__What the task asks__: Take each line containing "Forecast" and report it exactly as written.

[Items listed in a dataset]
* * * *
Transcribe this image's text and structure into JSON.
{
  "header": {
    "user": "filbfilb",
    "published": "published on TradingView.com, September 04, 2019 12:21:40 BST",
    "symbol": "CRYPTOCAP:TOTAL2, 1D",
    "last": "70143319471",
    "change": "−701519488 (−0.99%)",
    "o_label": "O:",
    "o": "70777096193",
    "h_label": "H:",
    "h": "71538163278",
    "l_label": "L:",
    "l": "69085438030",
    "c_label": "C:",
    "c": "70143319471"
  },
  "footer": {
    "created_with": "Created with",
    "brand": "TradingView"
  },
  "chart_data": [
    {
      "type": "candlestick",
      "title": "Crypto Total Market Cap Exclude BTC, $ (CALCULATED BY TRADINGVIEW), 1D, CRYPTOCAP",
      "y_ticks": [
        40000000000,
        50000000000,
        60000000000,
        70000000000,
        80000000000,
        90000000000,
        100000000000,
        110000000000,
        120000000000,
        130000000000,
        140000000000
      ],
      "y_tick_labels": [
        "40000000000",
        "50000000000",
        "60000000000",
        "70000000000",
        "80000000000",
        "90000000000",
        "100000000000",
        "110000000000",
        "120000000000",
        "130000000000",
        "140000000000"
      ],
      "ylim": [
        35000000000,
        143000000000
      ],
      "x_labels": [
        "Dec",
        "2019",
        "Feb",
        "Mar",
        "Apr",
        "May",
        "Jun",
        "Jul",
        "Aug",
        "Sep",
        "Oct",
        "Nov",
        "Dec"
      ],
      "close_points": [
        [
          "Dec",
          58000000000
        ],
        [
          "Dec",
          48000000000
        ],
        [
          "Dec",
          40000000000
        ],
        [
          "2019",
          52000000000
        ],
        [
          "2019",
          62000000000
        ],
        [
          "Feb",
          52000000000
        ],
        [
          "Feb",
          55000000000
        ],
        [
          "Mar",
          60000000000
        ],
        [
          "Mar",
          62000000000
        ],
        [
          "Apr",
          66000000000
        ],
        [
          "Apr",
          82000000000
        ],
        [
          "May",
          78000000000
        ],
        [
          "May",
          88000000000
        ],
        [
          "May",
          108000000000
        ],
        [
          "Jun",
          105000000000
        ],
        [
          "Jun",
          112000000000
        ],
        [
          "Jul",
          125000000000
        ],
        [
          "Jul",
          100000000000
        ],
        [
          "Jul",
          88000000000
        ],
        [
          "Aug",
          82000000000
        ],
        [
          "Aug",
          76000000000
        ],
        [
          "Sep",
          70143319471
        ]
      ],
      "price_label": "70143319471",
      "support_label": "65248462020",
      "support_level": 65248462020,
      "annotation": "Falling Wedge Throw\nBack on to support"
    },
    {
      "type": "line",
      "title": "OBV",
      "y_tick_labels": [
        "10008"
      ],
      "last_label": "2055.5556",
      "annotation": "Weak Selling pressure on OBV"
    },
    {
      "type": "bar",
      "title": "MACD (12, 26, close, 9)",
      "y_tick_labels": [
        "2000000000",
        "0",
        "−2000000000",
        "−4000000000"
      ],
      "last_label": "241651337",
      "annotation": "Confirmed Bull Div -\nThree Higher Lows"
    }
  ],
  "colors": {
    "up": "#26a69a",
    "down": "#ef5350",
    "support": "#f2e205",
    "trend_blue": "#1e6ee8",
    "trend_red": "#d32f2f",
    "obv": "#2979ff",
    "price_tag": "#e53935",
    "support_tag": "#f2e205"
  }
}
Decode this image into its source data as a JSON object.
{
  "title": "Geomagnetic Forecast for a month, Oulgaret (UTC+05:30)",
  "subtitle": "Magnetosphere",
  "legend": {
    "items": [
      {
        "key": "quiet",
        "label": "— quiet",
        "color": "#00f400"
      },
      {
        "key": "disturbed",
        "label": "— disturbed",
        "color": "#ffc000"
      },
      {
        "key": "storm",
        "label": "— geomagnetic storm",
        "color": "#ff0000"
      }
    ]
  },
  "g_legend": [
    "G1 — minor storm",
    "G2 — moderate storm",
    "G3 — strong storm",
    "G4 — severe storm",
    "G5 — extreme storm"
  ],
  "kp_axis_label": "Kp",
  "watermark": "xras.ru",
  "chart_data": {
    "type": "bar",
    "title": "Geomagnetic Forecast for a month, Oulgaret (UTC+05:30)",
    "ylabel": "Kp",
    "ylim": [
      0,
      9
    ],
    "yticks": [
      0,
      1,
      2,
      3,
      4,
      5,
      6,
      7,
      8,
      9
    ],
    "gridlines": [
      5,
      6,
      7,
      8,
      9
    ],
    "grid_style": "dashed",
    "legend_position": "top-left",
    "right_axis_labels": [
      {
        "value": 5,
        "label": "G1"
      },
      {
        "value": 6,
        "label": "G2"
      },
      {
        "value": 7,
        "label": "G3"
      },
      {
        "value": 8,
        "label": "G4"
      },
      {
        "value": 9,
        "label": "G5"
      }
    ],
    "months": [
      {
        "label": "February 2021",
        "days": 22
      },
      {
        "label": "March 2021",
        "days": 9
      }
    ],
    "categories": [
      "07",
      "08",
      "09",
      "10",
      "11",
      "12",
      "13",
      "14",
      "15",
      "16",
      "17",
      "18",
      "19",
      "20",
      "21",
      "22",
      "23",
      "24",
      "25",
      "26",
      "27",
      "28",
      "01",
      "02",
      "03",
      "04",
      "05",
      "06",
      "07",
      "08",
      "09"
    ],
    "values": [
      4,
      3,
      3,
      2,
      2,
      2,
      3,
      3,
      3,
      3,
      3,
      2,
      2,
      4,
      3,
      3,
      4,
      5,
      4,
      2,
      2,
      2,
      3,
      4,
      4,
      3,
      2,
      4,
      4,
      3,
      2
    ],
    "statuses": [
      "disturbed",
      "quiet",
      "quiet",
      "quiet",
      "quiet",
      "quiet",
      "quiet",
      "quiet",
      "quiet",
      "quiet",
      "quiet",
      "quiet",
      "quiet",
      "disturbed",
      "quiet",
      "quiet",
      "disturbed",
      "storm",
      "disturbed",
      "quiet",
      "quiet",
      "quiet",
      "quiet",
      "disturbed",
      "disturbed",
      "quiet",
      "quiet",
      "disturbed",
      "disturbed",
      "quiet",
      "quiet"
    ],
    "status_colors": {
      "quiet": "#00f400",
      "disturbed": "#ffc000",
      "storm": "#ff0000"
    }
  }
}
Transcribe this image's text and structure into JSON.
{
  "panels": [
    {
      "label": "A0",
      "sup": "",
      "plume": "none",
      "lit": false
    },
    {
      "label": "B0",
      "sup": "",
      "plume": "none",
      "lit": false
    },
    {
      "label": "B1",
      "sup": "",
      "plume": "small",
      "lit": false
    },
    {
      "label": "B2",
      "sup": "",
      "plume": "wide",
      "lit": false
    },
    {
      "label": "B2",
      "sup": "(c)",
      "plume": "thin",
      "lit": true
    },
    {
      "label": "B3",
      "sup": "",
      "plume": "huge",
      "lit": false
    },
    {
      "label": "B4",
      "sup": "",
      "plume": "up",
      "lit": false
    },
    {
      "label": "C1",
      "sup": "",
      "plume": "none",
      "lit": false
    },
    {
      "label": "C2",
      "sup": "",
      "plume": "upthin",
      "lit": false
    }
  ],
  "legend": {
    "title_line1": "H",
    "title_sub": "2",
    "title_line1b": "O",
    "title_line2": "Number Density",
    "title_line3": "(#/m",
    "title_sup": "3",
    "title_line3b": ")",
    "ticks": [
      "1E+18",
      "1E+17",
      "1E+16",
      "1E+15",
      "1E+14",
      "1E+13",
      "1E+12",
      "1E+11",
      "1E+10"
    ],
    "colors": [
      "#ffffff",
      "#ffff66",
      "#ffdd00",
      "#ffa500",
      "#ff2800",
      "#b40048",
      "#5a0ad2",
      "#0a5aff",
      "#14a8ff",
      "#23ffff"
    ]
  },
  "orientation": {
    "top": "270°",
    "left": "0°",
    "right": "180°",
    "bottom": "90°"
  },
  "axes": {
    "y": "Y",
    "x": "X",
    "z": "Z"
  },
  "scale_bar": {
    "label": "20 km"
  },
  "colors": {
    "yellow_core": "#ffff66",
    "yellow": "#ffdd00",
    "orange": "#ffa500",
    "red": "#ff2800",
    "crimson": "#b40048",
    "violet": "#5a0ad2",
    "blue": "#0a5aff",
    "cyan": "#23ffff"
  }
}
* * * *
__Answer to this task__:
  "title": "Geomagnetic Forecast for a month, Oulgaret (UTC+05:30)",
    "title": "Geomagnetic Forecast for a month, Oulgaret (UTC+05:30)",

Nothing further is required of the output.